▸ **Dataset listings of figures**
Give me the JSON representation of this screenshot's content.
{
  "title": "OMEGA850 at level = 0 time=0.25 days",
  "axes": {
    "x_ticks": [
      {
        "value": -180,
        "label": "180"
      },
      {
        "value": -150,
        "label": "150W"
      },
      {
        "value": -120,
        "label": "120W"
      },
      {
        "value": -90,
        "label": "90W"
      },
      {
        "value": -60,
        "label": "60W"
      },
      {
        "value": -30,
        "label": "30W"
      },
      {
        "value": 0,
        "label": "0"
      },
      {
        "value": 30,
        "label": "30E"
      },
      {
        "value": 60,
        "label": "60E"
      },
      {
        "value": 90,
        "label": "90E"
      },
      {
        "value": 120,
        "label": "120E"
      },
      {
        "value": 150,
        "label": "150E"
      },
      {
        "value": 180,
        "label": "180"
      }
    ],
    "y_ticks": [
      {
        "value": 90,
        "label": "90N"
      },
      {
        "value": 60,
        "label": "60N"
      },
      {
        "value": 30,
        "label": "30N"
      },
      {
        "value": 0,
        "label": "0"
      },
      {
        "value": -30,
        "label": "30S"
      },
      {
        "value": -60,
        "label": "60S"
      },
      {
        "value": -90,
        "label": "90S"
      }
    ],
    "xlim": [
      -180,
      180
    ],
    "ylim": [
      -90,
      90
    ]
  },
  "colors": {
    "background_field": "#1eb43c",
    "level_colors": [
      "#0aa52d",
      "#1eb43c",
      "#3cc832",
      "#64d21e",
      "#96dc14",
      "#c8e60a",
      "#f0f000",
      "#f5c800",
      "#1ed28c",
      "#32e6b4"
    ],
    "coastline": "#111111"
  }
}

▸ **Given task**
Quote all the records. Keep every word exact.

▸ **Correct response**
Give me the JSON representation of this screenshot's content.
{
  "title": "OMEGA850 at level = 0 time=0.25 days",
  "axes": {
    "x_ticks": [
      {
        "value": -180,
        "label": "180"
      },
      {
        "value": -150,
        "label": "150W"
      },
      {
        "value": -120,
        "label": "120W"
      },
      {
        "value": -90,
        "label": "90W"
      },
      {
        "value": -60,
        "label": "60W"
      },
      {
        "value": -30,
        "label": "30W"
      },
      {
        "value": 0,
        "label": "0"
      },
      {
        "value": 30,
        "label": "30E"
      },
      {
        "value": 60,
        "label": "60E"
      },
      {
        "value": 90,
        "label": "90E"
      },
      {
        "value": 120,
        "label": "120E"
      },
      {
        "value": 150,
        "label": "150E"
      },
      {
        "value": 180,
        "label": "180"
      }
    ],
    "y_ticks": [
      {
        "value": 90,
        "label": "90N"
      },
      {
        "value": 60,
        "label": "60N"
      },
      {
        "value": 30,
        "label": "30N"
      },
      {
        "value": 0,
        "label": "0"
      },
      {
        "value": -30,
        "label": "30S"
      },
      {
        "value": -60,
        "label": "60S"
      },
      {
        "value": -90,
        "label": "90S"
      }
    ],
    "xlim": [
      -180,
      180
    ],
    "ylim": [
      -90,
      90
    ]
  },
  "colors": {
    "background_field": "#1eb43c",
    "level_colors": [
      "#0aa52d",
      "#1eb43c",
      "#3cc832",
      "#64d21e",
      "#96dc14",
      "#c8e60a",
      "#f0f000",
      "#f5c800",
      "#1ed28c",
      "#32e6b4"
    ],
    "coastline": "#111111"
  }
}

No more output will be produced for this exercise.